╭─ TASK DATA

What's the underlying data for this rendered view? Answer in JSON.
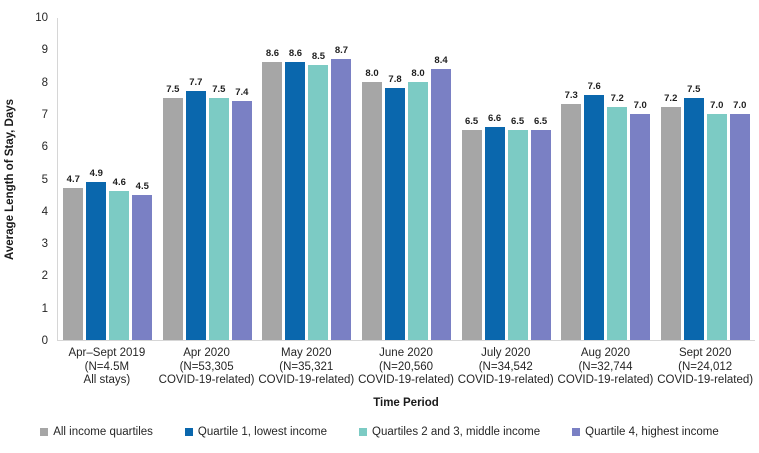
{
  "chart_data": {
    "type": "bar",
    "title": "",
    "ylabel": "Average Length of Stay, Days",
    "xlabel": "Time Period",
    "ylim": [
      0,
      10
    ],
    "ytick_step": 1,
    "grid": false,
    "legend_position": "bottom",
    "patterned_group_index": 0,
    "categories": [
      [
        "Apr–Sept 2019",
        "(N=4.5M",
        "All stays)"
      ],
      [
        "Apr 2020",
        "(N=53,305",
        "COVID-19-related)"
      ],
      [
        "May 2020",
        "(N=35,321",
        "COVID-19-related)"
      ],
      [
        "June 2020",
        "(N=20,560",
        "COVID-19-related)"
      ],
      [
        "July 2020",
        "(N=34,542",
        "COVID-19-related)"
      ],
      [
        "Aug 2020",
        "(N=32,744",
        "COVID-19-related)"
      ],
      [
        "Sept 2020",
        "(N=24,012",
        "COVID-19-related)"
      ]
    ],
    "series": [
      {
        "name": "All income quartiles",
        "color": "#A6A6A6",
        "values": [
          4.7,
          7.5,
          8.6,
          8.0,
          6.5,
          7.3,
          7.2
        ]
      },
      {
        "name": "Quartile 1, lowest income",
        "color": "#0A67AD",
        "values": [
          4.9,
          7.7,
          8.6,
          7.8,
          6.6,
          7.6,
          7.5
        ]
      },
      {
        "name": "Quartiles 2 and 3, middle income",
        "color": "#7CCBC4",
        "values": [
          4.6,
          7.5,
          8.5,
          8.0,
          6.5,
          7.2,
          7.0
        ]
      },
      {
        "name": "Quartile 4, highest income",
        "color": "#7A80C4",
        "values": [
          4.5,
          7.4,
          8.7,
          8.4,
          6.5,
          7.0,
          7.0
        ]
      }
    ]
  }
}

╰─
╭─ TASK DATA

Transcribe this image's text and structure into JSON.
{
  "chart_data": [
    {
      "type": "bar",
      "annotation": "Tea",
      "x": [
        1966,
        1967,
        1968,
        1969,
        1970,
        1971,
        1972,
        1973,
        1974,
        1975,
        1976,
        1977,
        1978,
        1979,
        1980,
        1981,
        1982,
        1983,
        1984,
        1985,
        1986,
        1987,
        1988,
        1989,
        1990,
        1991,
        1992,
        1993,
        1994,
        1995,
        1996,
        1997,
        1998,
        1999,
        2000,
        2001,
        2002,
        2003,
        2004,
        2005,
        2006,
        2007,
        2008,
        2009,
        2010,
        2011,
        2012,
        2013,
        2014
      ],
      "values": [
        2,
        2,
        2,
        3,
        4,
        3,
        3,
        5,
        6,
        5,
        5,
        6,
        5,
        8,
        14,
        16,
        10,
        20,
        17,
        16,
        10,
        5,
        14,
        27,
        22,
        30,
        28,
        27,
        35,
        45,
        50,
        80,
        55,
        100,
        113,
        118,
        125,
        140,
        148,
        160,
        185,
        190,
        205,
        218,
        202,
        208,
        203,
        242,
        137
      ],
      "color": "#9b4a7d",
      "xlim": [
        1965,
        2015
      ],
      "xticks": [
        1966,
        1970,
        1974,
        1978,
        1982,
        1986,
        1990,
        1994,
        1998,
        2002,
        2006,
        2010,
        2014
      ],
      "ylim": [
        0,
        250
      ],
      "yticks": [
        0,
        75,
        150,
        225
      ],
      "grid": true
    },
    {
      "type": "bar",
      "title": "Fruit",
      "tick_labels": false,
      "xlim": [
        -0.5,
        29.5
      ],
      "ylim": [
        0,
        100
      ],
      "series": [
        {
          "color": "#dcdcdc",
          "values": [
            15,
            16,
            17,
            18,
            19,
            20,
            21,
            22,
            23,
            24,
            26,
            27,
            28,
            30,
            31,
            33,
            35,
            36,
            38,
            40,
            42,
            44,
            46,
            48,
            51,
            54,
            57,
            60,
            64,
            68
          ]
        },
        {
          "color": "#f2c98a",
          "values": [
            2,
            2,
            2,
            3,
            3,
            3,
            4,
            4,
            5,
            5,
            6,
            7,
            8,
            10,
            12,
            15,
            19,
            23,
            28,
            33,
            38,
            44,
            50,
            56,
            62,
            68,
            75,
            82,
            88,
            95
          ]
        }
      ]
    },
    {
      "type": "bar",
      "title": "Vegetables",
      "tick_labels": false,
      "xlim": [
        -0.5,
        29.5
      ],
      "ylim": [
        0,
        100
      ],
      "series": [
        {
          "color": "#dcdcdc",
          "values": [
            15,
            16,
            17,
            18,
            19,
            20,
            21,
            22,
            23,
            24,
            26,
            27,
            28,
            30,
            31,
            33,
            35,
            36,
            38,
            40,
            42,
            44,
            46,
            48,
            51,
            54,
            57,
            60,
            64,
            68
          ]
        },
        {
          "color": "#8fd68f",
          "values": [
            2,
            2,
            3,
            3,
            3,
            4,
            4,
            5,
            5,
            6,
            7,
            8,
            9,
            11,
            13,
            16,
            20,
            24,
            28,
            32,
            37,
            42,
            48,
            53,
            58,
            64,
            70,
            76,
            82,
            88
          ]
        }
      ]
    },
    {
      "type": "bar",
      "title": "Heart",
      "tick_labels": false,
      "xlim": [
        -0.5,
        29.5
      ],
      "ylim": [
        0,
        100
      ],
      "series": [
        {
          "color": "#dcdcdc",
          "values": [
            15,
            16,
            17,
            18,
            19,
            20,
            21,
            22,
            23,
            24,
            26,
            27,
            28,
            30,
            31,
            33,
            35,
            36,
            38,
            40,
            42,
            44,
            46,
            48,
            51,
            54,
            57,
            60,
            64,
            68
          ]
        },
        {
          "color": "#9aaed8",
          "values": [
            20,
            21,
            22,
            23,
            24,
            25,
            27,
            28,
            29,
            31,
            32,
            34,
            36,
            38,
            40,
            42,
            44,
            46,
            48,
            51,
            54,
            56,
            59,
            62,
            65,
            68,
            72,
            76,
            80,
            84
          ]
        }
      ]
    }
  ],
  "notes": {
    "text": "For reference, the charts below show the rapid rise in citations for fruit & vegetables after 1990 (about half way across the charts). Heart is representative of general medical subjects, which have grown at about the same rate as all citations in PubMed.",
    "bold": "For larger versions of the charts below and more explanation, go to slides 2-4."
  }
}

╰─

# THE TASK
Provide the number of lines containing the string "Heart", with no other output.

# WRITTEN SOLUTION
2